[Given request A]
Transcribe the passage on free groups, starting with "Seifert-van Kampen Theorem: Let" and going on through "proof is immediate.".
[Given request B]
In the passage on free groups, what is the cardinality of S called?

[Page text]
--------------------

Definition: Let S be a set. A free group on S is a group F_S with a set map i:S\to F_S such that, whenever G is a group and f:S\to G is a set map, there exists a unique group homomorphism \hat{f}:F_S\to G such that \hat{f}\circ i extends f.

This says that there’s a correspondence between group homomorphisms F_S\to G and set maps S\to G. If you like category theory, you can think of this as the assertion that the functor from \mathrm{Set} to \mathrm {Grp} given by S\mapsto F_S is adjoint to the forgetful functor from \mathrm{Grp} to \mathrm{Set}.

As usual with objects defined via a universal property, it’s immediate that if F_S exists then it’s unique up to unique isomorphism. If we were to embrace the categorical point of view fully, then we could guarantee the existence of free groups by appealing to an adjoint functor theorem.

Example 1: If S is empty then F_S\cong 1.

Example 2: If S=\{s\} then F_S\cong\mathbb{Z}.

To construct free groups on larger sets, we adopt a topological point of view. Our main tool will be the Seifert-van Kampen Theorem.

Seifert-van Kampen Theorem: Let X be a path-connected topological space. Suppose that X=U\cup V where U and V are path-connected open subsets and U\cap V is also path-connected. For any x\in U\cap V, the commutative diagram

eqlatex

is a push out.

There are more sophisticated versions of this, which enable one to think about arbitrarily large open covers. But this will be sufficient for most of our purposes.

Theorem 1: Let X be the rose with |S| petals – that is, the wedge of |S| copies of S^1 indexed by S. Then \pi_1(X)\cong F_S.

Proof for finite S: The proof is by induction on |S|. In the base case where S=\varnothing, we take the wedge of 0 circles to be a point and the proof is immediate.

For the general case, in which X is a wedge of |S| circles, let U be (a small open neighbourhood of) the circle corresponding to some fixed element s_0\in S and let V be (a small open neighbourhood of) the union of the circles corresponding to T=S\smallsetminus{s_0}. Of course \pi_1(U)\cong\mathbb{Z}, and \pi_1(V)\cong F_T by induction. Choose an orientation on X (ie a choice of direction for each circle) and let i:S\to\pi_1(X) be the map that sends s to a path that goes round the circle corresponding to s.

Consider a set map f from S to a group G. As \pi_1(U)\cong\langle i(s_0)\rangle there is a unique group homomorphism f_1:\pi_1(U)\to G such that f_1\circ i(s_0)= f(s_0). As \pi_1(V)\cong F_T, there is a unique group homomorphism f_2:\pi_1(V)\to G such that f_1\circ i(t)= f(t) for all t\in T. It follows from the Seifert-van Kampen Theorem that there is a unique group homomorphism \hat{f}:\pi_1(X)\to G extending f_1 and f_2. QED

We will be interested in finitely generated groups. The free group on S is finitely generated if and only if S is finite. The cardinality of S is called the rank of F_S. We will see a bit later that this is an invariant of the isomorphism type of a free group.

Theorem 1 implies that every free group is the fundamental group of a graph (ie a one-dimensional CW-complex). This has a strong converse.

Theorem 2: A group is free if and only if it is the fundamental group of a graph.

--------------------

[Data extract]
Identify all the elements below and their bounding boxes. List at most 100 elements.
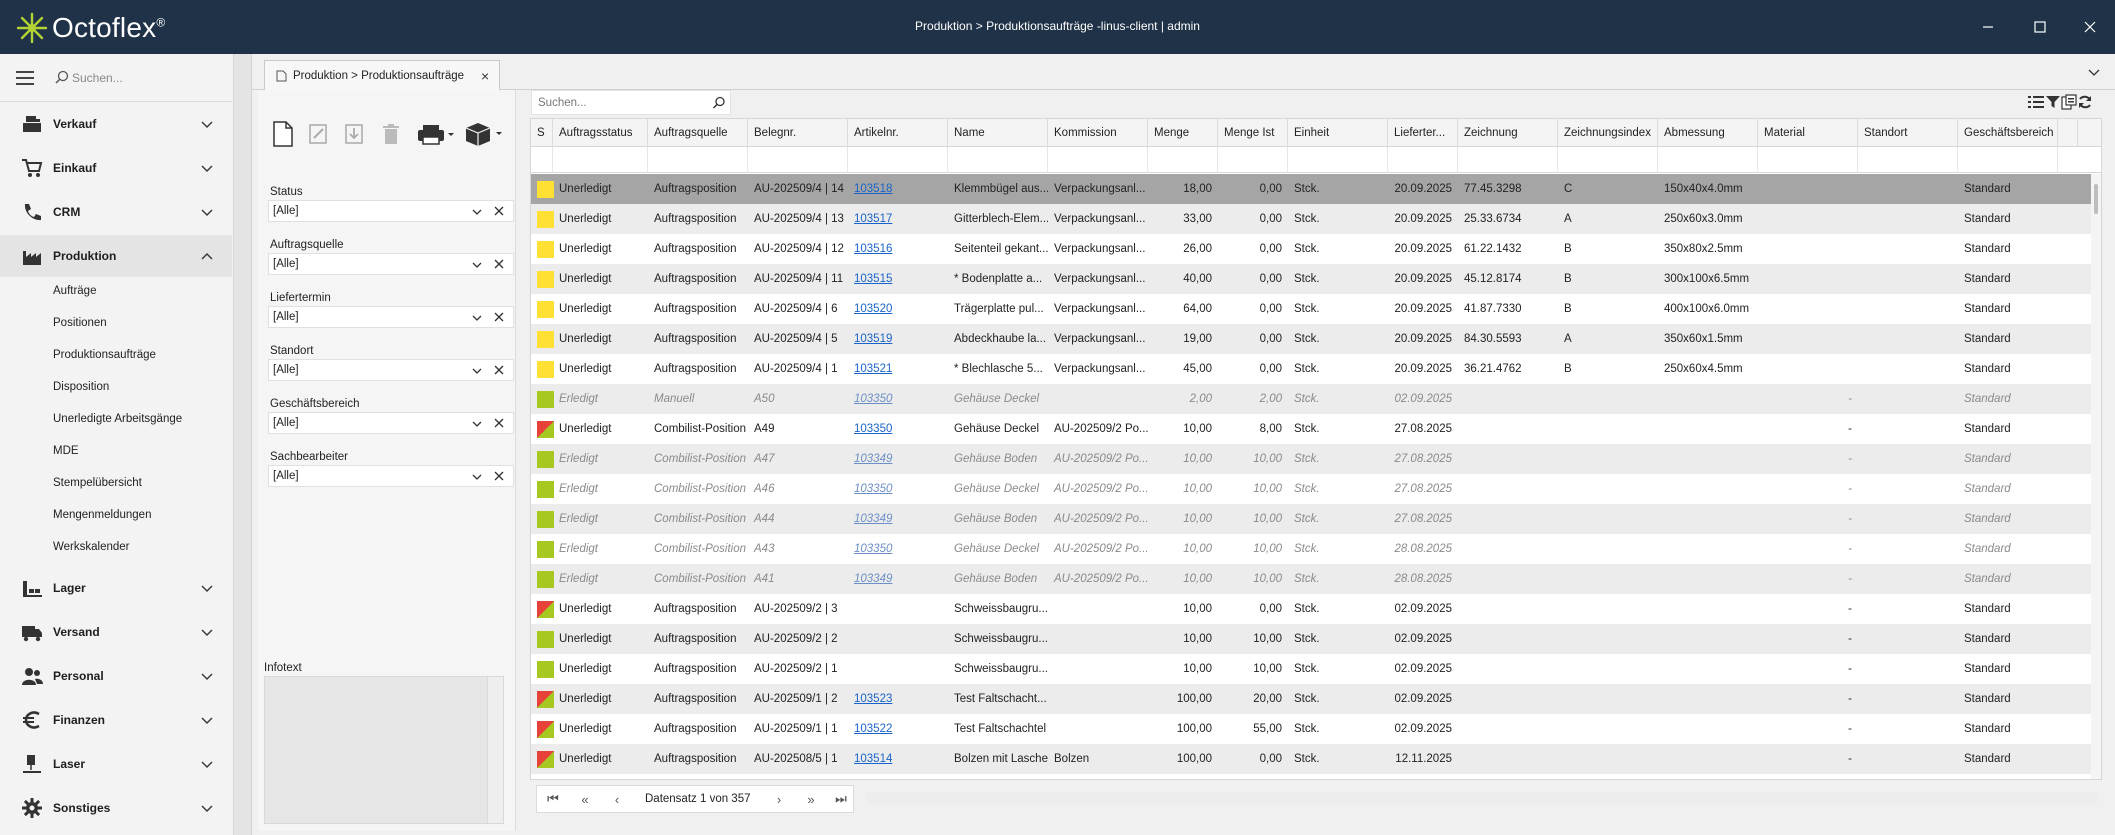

--------------------

[Exercise output A]
Seifert-van Kampen Theorem: Let X be a path-connected topological space. Suppose that X=U\cup V where U and V are path-connected open subsets and U\cap V is also path-connected. For any x\in U\cap V, the commutative diagram

eqlatex

is a push out.

There are more sophisticated versions of this, which enable one to think about arbitrarily large open covers. But this will be sufficient for most of our purposes.

Theorem 1: Let X be the rose with |S| petals – that is, the wedge of |S| copies of S^1 indexed by S. Then \pi_1(X)\cong F_S.

Proof for finite S: The proof is by induction on |S|. In the base case where S=\varnothing, we take the wedge of 0 circles to be a point and the proof is immediate.

[Exercise output B]
The rank of F_S.